===== EXTRACTED ENTRIES =====

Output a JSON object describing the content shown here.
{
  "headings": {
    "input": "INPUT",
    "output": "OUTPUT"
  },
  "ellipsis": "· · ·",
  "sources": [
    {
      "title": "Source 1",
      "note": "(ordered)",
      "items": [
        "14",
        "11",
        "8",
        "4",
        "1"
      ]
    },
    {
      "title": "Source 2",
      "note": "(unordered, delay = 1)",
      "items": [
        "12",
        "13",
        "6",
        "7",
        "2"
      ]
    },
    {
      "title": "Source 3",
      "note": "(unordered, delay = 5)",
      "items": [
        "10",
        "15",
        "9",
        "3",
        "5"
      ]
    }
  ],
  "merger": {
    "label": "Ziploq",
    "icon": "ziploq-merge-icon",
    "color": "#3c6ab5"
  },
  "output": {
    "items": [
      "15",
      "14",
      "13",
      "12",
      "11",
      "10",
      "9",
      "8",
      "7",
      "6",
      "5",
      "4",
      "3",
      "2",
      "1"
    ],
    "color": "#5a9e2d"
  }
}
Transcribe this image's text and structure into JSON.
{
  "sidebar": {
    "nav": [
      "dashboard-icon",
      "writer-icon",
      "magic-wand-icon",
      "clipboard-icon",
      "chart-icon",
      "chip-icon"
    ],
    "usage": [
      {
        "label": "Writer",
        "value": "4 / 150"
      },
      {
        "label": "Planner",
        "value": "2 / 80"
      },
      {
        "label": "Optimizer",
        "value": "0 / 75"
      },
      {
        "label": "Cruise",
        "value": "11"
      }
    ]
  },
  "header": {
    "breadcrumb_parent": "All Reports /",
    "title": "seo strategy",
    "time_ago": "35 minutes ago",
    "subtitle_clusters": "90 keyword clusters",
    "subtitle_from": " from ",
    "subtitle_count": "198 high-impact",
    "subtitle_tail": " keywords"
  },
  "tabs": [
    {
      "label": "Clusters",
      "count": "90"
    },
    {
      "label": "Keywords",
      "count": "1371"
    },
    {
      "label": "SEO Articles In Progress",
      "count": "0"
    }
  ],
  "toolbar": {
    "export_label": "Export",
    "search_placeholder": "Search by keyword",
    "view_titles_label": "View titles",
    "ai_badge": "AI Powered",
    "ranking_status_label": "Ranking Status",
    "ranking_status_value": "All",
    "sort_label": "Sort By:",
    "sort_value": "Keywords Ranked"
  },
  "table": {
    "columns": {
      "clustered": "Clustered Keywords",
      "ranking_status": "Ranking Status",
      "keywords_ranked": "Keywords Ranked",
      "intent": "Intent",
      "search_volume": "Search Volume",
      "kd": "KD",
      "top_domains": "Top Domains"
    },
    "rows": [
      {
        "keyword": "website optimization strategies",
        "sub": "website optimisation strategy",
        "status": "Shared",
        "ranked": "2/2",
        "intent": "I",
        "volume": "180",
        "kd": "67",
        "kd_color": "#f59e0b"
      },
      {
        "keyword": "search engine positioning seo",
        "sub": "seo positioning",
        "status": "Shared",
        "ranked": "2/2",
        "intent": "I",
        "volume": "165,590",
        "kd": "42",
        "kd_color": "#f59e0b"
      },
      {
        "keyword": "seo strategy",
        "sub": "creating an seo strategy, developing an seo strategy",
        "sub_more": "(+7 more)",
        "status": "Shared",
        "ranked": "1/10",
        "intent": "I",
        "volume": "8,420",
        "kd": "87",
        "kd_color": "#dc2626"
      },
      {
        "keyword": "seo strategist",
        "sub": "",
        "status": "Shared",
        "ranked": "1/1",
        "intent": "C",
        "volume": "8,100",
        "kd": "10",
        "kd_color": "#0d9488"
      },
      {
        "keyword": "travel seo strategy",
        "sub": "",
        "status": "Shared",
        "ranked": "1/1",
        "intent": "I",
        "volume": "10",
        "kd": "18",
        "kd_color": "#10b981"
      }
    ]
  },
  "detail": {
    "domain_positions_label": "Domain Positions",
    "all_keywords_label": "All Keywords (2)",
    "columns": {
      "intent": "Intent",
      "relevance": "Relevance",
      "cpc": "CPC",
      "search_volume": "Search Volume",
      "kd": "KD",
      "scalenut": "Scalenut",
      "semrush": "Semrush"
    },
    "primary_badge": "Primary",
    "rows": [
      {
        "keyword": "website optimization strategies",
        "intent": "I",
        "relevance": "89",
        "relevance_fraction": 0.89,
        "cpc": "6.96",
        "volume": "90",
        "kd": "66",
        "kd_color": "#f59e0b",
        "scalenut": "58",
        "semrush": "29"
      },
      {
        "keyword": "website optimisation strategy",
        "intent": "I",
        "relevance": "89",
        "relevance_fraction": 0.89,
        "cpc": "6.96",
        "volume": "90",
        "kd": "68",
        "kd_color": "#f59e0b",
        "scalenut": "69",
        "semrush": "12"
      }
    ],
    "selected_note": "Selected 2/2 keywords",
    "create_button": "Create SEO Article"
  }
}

=====

CHALLENGE:
Retype all of the data shown above, word for word.

RESPONSE:
Output a JSON object describing the content shown here.
{
  "headings": {
    "input": "INPUT",
    "output": "OUTPUT"
  },
  "ellipsis": "· · ·",
  "sources": [
    {
      "title": "Source 1",
      "note": "(ordered)",
      "items": [
        "14",
        "11",
        "8",
        "4",
        "1"
      ]
    },
    {
      "title": "Source 2",
      "note": "(unordered, delay = 1)",
      "items": [
        "12",
        "13",
        "6",
        "7",
        "2"
      ]
    },
    {
      "title": "Source 3",
      "note": "(unordered, delay = 5)",
      "items": [
        "10",
        "15",
        "9",
        "3",
        "5"
      ]
    }
  ],
  "merger": {
    "label": "Ziploq",
    "icon": "ziploq-merge-icon",
    "color": "#3c6ab5"
  },
  "output": {
    "items": [
      "15",
      "14",
      "13",
      "12",
      "11",
      "10",
      "9",
      "8",
      "7",
      "6",
      "5",
      "4",
      "3",
      "2",
      "1"
    ],
    "color": "#5a9e2d"
  }
}
Transcribe this image's text and structure into JSON.
{
  "sidebar": {
    "nav": [
      "dashboard-icon",
      "writer-icon",
      "magic-wand-icon",
      "clipboard-icon",
      "chart-icon",
      "chip-icon"
    ],
    "usage": [
      {
        "label": "Writer",
        "value": "4 / 150"
      },
      {
        "label": "Planner",
        "value": "2 / 80"
      },
      {
        "label": "Optimizer",
        "value": "0 / 75"
      },
      {
        "label": "Cruise",
        "value": "11"
      }
    ]
  },
  "header": {
    "breadcrumb_parent": "All Reports /",
    "title": "seo strategy",
    "time_ago": "35 minutes ago",
    "subtitle_clusters": "90 keyword clusters",
    "subtitle_from": " from ",
    "subtitle_count": "198 high-impact",
    "subtitle_tail": " keywords"
  },
  "tabs": [
    {
      "label": "Clusters",
      "count": "90"
    },
    {
      "label": "Keywords",
      "count": "1371"
    },
    {
      "label": "SEO Articles In Progress",
      "count": "0"
    }
  ],
  "toolbar": {
    "export_label": "Export",
    "search_placeholder": "Search by keyword",
    "view_titles_label": "View titles",
    "ai_badge": "AI Powered",
    "ranking_status_label": "Ranking Status",
    "ranking_status_value": "All",
    "sort_label": "Sort By:",
    "sort_value": "Keywords Ranked"
  },
  "table": {
    "columns": {
      "clustered": "Clustered Keywords",
      "ranking_status": "Ranking Status",
      "keywords_ranked": "Keywords Ranked",
      "intent": "Intent",
      "search_volume": "Search Volume",
      "kd": "KD",
      "top_domains": "Top Domains"
    },
    "rows": [
      {
        "keyword": "website optimization strategies",
        "sub": "website optimisation strategy",
        "status": "Shared",
        "ranked": "2/2",
        "intent": "I",
        "volume": "180",
        "kd": "67",
        "kd_color": "#f59e0b"
      },
      {
        "keyword": "search engine positioning seo",
        "sub": "seo positioning",
        "status": "Shared",
        "ranked": "2/2",
        "intent": "I",
        "volume": "165,590",
        "kd": "42",
        "kd_color": "#f59e0b"
      },
      {
        "keyword": "seo strategy",
        "sub": "creating an seo strategy, developing an seo strategy",
        "sub_more": "(+7 more)",
        "status": "Shared",
        "ranked": "1/10",
        "intent": "I",
        "volume": "8,420",
        "kd": "87",
        "kd_color": "#dc2626"
      },
      {
        "keyword": "seo strategist",
        "sub": "",
        "status": "Shared",
        "ranked": "1/1",
        "intent": "C",
        "volume": "8,100",
        "kd": "10",
        "kd_color": "#0d9488"
      },
      {
        "keyword": "travel seo strategy",
        "sub": "",
        "status": "Shared",
        "ranked": "1/1",
        "intent": "I",
        "volume": "10",
        "kd": "18",
        "kd_color": "#10b981"
      }
    ]
  },
  "detail": {
    "domain_positions_label": "Domain Positions",
    "all_keywords_label": "All Keywords (2)",
    "columns": {
      "intent": "Intent",
      "relevance": "Relevance",
      "cpc": "CPC",
      "search_volume": "Search Volume",
      "kd": "KD",
      "scalenut": "Scalenut",
      "semrush": "Semrush"
    },
    "primary_badge": "Primary",
    "rows": [
      {
        "keyword": "website optimization strategies",
        "intent": "I",
        "relevance": "89",
        "relevance_fraction": 0.89,
        "cpc": "6.96",
        "volume": "90",
        "kd": "66",
        "kd_color": "#f59e0b",
        "scalenut": "58",
        "semrush": "29"
      },
      {
        "keyword": "website optimisation strategy",
        "intent": "I",
        "relevance": "89",
        "relevance_fraction": 0.89,
        "cpc": "6.96",
        "volume": "90",
        "kd": "68",
        "kd_color": "#f59e0b",
        "scalenut": "69",
        "semrush": "12"
      }
    ],
    "selected_note": "Selected 2/2 keywords",
    "create_button": "Create SEO Article"
  }
}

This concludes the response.